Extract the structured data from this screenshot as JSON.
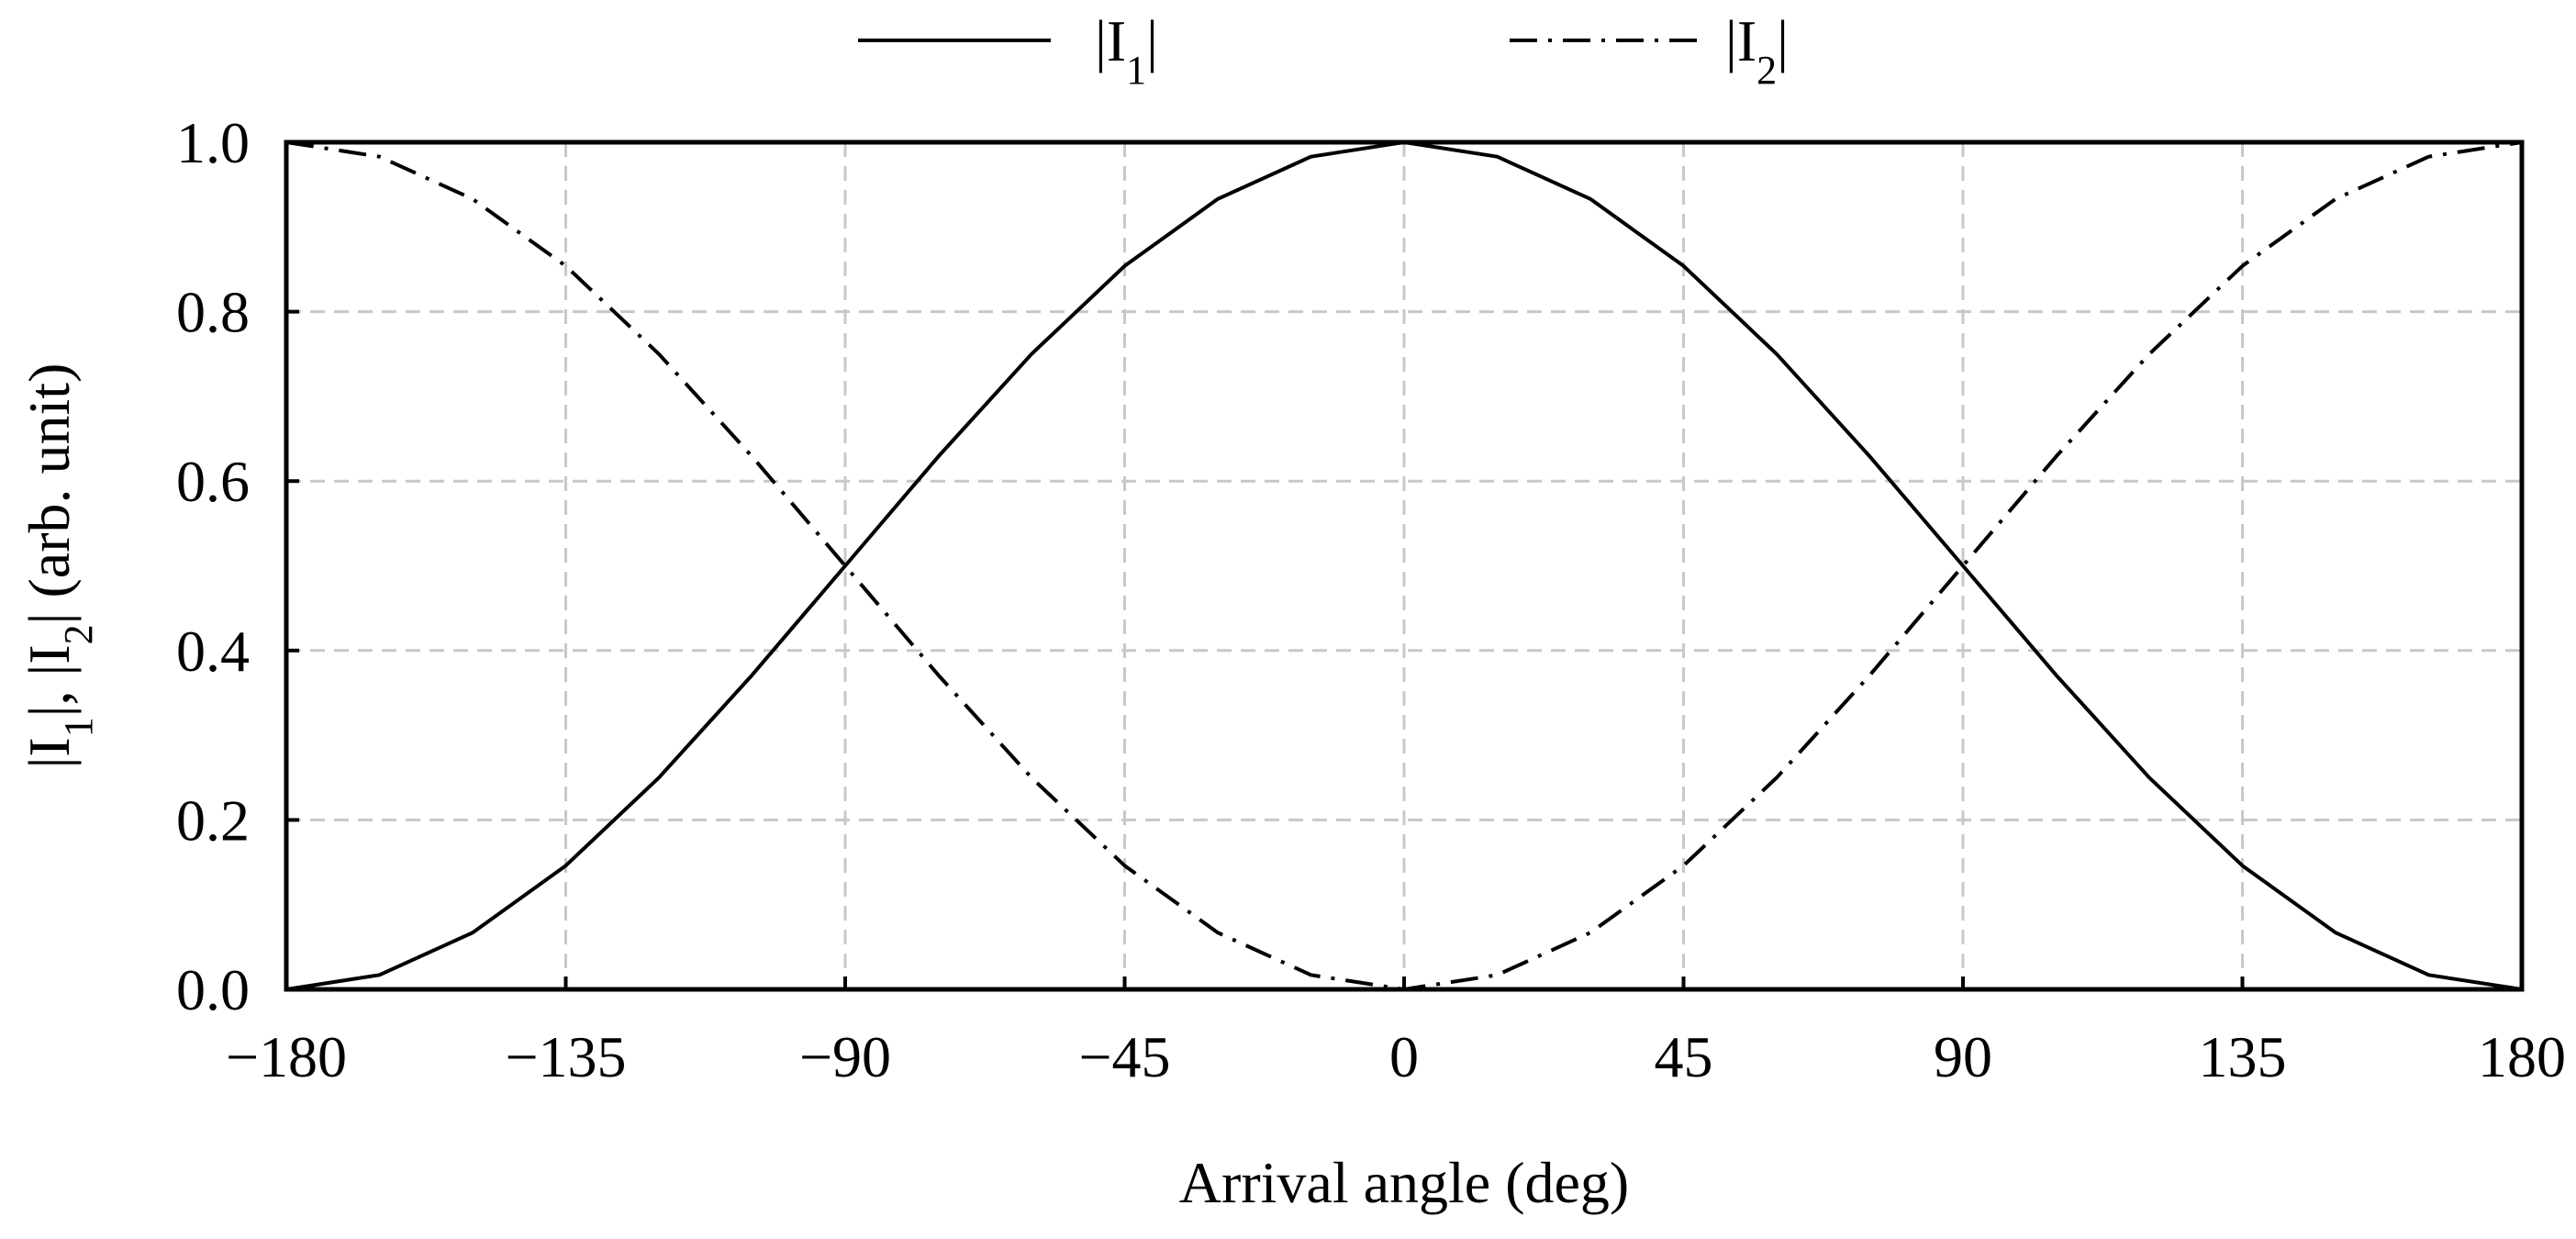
{
  "chart_data": {
    "type": "line",
    "title": "",
    "xlabel": "Arrival angle (deg)",
    "ylabel": {
      "parts": [
        {
          "text": "|I",
          "sub": false
        },
        {
          "text": "1",
          "sub": true
        },
        {
          "text": "|, |I",
          "sub": false
        },
        {
          "text": "2",
          "sub": true
        },
        {
          "text": "| (arb. unit)",
          "sub": false
        }
      ]
    },
    "xlim": [
      -180,
      180
    ],
    "ylim": [
      0,
      1
    ],
    "xticks": [
      -180,
      -135,
      -90,
      -45,
      0,
      45,
      90,
      135,
      180
    ],
    "xtick_labels": [
      "−180",
      "−135",
      "−90",
      "−45",
      "0",
      "45",
      "90",
      "135",
      "180"
    ],
    "yticks": [
      0,
      0.2,
      0.4,
      0.6,
      0.8,
      1.0
    ],
    "ytick_labels": [
      "0.0",
      "0.2",
      "0.4",
      "0.6",
      "0.8",
      "1.0"
    ],
    "grid": true,
    "legend_position": "top-center",
    "x": [
      -180,
      -165,
      -150,
      -135,
      -120,
      -105,
      -90,
      -75,
      -60,
      -45,
      -30,
      -15,
      0,
      15,
      30,
      45,
      60,
      75,
      90,
      105,
      120,
      135,
      150,
      165,
      180
    ],
    "series": [
      {
        "name_parts": [
          {
            "text": "|I",
            "sub": false
          },
          {
            "text": "1",
            "sub": true
          },
          {
            "text": "|",
            "sub": false
          }
        ],
        "style": "solid",
        "color": "#000000",
        "values": [
          0.0,
          0.017,
          0.067,
          0.146,
          0.25,
          0.371,
          0.5,
          0.629,
          0.75,
          0.854,
          0.933,
          0.983,
          1.0,
          0.983,
          0.933,
          0.854,
          0.75,
          0.629,
          0.5,
          0.371,
          0.25,
          0.146,
          0.067,
          0.017,
          0.0
        ]
      },
      {
        "name_parts": [
          {
            "text": "|I",
            "sub": false
          },
          {
            "text": "2",
            "sub": true
          },
          {
            "text": "|",
            "sub": false
          }
        ],
        "style": "dash-dot",
        "color": "#000000",
        "values": [
          1.0,
          0.983,
          0.933,
          0.854,
          0.75,
          0.629,
          0.5,
          0.371,
          0.25,
          0.146,
          0.067,
          0.017,
          0.0,
          0.017,
          0.067,
          0.146,
          0.25,
          0.371,
          0.5,
          0.629,
          0.75,
          0.854,
          0.933,
          0.983,
          1.0
        ]
      }
    ]
  }
}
- - - - -
◆ Your goal
Reproduce all of the entries word for word, skipping any pictures they hold.

◆ Correct response
Extract the structured data from this screenshot as JSON.
{
  "chart_data": {
    "type": "line",
    "title": "",
    "xlabel": "Arrival angle (deg)",
    "ylabel": {
      "parts": [
        {
          "text": "|I",
          "sub": false
        },
        {
          "text": "1",
          "sub": true
        },
        {
          "text": "|, |I",
          "sub": false
        },
        {
          "text": "2",
          "sub": true
        },
        {
          "text": "| (arb. unit)",
          "sub": false
        }
      ]
    },
    "xlim": [
      -180,
      180
    ],
    "ylim": [
      0,
      1
    ],
    "xticks": [
      -180,
      -135,
      -90,
      -45,
      0,
      45,
      90,
      135,
      180
    ],
    "xtick_labels": [
      "−180",
      "−135",
      "−90",
      "−45",
      "0",
      "45",
      "90",
      "135",
      "180"
    ],
    "yticks": [
      0,
      0.2,
      0.4,
      0.6,
      0.8,
      1.0
    ],
    "ytick_labels": [
      "0.0",
      "0.2",
      "0.4",
      "0.6",
      "0.8",
      "1.0"
    ],
    "grid": true,
    "legend_position": "top-center",
    "x": [
      -180,
      -165,
      -150,
      -135,
      -120,
      -105,
      -90,
      -75,
      -60,
      -45,
      -30,
      -15,
      0,
      15,
      30,
      45,
      60,
      75,
      90,
      105,
      120,
      135,
      150,
      165,
      180
    ],
    "series": [
      {
        "name_parts": [
          {
            "text": "|I",
            "sub": false
          },
          {
            "text": "1",
            "sub": true
          },
          {
            "text": "|",
            "sub": false
          }
        ],
        "style": "solid",
        "color": "#000000",
        "values": [
          0.0,
          0.017,
          0.067,
          0.146,
          0.25,
          0.371,
          0.5,
          0.629,
          0.75,
          0.854,
          0.933,
          0.983,
          1.0,
          0.983,
          0.933,
          0.854,
          0.75,
          0.629,
          0.5,
          0.371,
          0.25,
          0.146,
          0.067,
          0.017,
          0.0
        ]
      },
      {
        "name_parts": [
          {
            "text": "|I",
            "sub": false
          },
          {
            "text": "2",
            "sub": true
          },
          {
            "text": "|",
            "sub": false
          }
        ],
        "style": "dash-dot",
        "color": "#000000",
        "values": [
          1.0,
          0.983,
          0.933,
          0.854,
          0.75,
          0.629,
          0.5,
          0.371,
          0.25,
          0.146,
          0.067,
          0.017,
          0.0,
          0.017,
          0.067,
          0.146,
          0.25,
          0.371,
          0.5,
          0.629,
          0.75,
          0.854,
          0.933,
          0.983,
          1.0
        ]
      }
    ]
  }
}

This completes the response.